* TASK OBJECTIVE *
Please write out the material below exactly as given.

* TASK INPUT *
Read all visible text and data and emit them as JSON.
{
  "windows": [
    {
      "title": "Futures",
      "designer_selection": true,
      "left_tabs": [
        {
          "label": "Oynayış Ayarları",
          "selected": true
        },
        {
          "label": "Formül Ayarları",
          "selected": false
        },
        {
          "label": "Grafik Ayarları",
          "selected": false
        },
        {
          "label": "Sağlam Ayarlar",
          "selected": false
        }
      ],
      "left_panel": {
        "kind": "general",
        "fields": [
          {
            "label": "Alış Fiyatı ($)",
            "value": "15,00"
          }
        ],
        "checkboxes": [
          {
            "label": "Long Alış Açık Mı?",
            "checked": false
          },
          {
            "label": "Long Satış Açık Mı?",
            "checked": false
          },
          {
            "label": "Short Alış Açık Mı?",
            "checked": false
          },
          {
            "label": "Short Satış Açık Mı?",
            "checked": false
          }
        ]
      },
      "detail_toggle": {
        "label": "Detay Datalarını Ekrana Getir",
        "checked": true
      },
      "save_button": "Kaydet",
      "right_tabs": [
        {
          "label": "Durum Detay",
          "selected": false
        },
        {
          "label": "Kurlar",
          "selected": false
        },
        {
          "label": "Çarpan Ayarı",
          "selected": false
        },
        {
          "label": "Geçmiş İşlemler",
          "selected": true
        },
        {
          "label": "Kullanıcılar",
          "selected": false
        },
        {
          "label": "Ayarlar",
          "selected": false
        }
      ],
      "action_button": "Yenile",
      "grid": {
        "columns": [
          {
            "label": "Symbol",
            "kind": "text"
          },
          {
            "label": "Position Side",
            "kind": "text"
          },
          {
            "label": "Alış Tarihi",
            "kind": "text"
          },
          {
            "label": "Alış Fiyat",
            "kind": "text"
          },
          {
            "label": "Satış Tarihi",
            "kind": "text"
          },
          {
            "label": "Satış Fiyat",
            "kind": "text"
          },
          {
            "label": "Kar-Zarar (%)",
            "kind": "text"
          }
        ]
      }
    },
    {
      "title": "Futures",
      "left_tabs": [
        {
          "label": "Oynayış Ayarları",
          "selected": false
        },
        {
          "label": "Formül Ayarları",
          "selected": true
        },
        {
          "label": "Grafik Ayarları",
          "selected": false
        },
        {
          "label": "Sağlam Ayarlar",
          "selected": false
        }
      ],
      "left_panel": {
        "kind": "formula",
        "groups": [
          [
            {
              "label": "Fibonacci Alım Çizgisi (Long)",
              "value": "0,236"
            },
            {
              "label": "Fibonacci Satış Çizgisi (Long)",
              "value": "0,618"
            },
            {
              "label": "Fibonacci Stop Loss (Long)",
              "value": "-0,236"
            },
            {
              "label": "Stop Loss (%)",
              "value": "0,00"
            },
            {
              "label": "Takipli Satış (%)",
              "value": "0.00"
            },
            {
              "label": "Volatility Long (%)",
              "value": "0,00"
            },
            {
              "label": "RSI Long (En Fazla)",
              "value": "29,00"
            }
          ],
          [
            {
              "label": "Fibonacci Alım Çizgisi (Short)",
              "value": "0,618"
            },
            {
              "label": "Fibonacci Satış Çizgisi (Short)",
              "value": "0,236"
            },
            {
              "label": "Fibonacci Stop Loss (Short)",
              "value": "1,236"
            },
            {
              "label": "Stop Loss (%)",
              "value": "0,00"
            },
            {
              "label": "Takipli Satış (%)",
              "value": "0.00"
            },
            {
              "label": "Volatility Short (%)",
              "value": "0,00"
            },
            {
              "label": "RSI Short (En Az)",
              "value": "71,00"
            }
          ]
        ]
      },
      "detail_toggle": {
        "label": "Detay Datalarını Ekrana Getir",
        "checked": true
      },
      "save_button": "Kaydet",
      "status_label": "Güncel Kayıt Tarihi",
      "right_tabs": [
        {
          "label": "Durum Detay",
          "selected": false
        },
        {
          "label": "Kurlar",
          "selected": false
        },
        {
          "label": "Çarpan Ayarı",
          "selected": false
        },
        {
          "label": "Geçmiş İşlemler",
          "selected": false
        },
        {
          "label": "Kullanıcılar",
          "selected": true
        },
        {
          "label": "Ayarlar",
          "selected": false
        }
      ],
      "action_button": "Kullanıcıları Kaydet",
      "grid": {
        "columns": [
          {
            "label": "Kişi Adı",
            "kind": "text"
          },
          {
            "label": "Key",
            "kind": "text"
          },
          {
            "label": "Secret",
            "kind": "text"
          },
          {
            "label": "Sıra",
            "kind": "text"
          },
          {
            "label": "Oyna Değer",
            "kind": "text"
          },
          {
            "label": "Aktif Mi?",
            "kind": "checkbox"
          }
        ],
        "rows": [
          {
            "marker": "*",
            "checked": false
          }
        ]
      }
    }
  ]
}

* RESULT OF THIS TASK *
Read all visible text and data and emit them as JSON.
{
  "windows": [
    {
      "title": "Futures",
      "designer_selection": true,
      "left_tabs": [
        {
          "label": "Oynayış Ayarları",
          "selected": true
        },
        {
          "label": "Formül Ayarları",
          "selected": false
        },
        {
          "label": "Grafik Ayarları",
          "selected": false
        },
        {
          "label": "Sağlam Ayarlar",
          "selected": false
        }
      ],
      "left_panel": {
        "kind": "general",
        "fields": [
          {
            "label": "Alış Fiyatı ($)",
            "value": "15,00"
          }
        ],
        "checkboxes": [
          {
            "label": "Long Alış Açık Mı?",
            "checked": false
          },
          {
            "label": "Long Satış Açık Mı?",
            "checked": false
          },
          {
            "label": "Short Alış Açık Mı?",
            "checked": false
          },
          {
            "label": "Short Satış Açık Mı?",
            "checked": false
          }
        ]
      },
      "detail_toggle": {
        "label": "Detay Datalarını Ekrana Getir",
        "checked": true
      },
      "save_button": "Kaydet",
      "right_tabs": [
        {
          "label": "Durum Detay",
          "selected": false
        },
        {
          "label": "Kurlar",
          "selected": false
        },
        {
          "label": "Çarpan Ayarı",
          "selected": false
        },
        {
          "label": "Geçmiş İşlemler",
          "selected": true
        },
        {
          "label": "Kullanıcılar",
          "selected": false
        },
        {
          "label": "Ayarlar",
          "selected": false
        }
      ],
      "action_button": "Yenile",
      "grid": {
        "columns": [
          {
            "label": "Symbol",
            "kind": "text"
          },
          {
            "label": "Position Side",
            "kind": "text"
          },
          {
            "label": "Alış Tarihi",
            "kind": "text"
          },
          {
            "label": "Alış Fiyat",
            "kind": "text"
          },
          {
            "label": "Satış Tarihi",
            "kind": "text"
          },
          {
            "label": "Satış Fiyat",
            "kind": "text"
          },
          {
            "label": "Kar-Zarar (%)",
            "kind": "text"
          }
        ]
      }
    },
    {
      "title": "Futures",
      "left_tabs": [
        {
          "label": "Oynayış Ayarları",
          "selected": false
        },
        {
          "label": "Formül Ayarları",
          "selected": true
        },
        {
          "label": "Grafik Ayarları",
          "selected": false
        },
        {
          "label": "Sağlam Ayarlar",
          "selected": false
        }
      ],
      "left_panel": {
        "kind": "formula",
        "groups": [
          [
            {
              "label": "Fibonacci Alım Çizgisi (Long)",
              "value": "0,236"
            },
            {
              "label": "Fibonacci Satış Çizgisi (Long)",
              "value": "0,618"
            },
            {
              "label": "Fibonacci Stop Loss (Long)",
              "value": "-0,236"
            },
            {
              "label": "Stop Loss (%)",
              "value": "0,00"
            },
            {
              "label": "Takipli Satış (%)",
              "value": "0.00"
            },
            {
              "label": "Volatility Long (%)",
              "value": "0,00"
            },
            {
              "label": "RSI Long (En Fazla)",
              "value": "29,00"
            }
          ],
          [
            {
              "label": "Fibonacci Alım Çizgisi (Short)",
              "value": "0,618"
            },
            {
              "label": "Fibonacci Satış Çizgisi (Short)",
              "value": "0,236"
            },
            {
              "label": "Fibonacci Stop Loss (Short)",
              "value": "1,236"
            },
            {
              "label": "Stop Loss (%)",
              "value": "0,00"
            },
            {
              "label": "Takipli Satış (%)",
              "value": "0.00"
            },
            {
              "label": "Volatility Short (%)",
              "value": "0,00"
            },
            {
              "label": "RSI Short (En Az)",
              "value": "71,00"
            }
          ]
        ]
      },
      "detail_toggle": {
        "label": "Detay Datalarını Ekrana Getir",
        "checked": true
      },
      "save_button": "Kaydet",
      "status_label": "Güncel Kayıt Tarihi",
      "right_tabs": [
        {
          "label": "Durum Detay",
          "selected": false
        },
        {
          "label": "Kurlar",
          "selected": false
        },
        {
          "label": "Çarpan Ayarı",
          "selected": false
        },
        {
          "label": "Geçmiş İşlemler",
          "selected": false
        },
        {
          "label": "Kullanıcılar",
          "selected": true
        },
        {
          "label": "Ayarlar",
          "selected": false
        }
      ],
      "action_button": "Kullanıcıları Kaydet",
      "grid": {
        "columns": [
          {
            "label": "Kişi Adı",
            "kind": "text"
          },
          {
            "label": "Key",
            "kind": "text"
          },
          {
            "label": "Secret",
            "kind": "text"
          },
          {
            "label": "Sıra",
            "kind": "text"
          },
          {
            "label": "Oyna Değer",
            "kind": "text"
          },
          {
            "label": "Aktif Mi?",
            "kind": "checkbox"
          }
        ],
        "rows": [
          {
            "marker": "*",
            "checked": false
          }
        ]
      }
    }
  ]
}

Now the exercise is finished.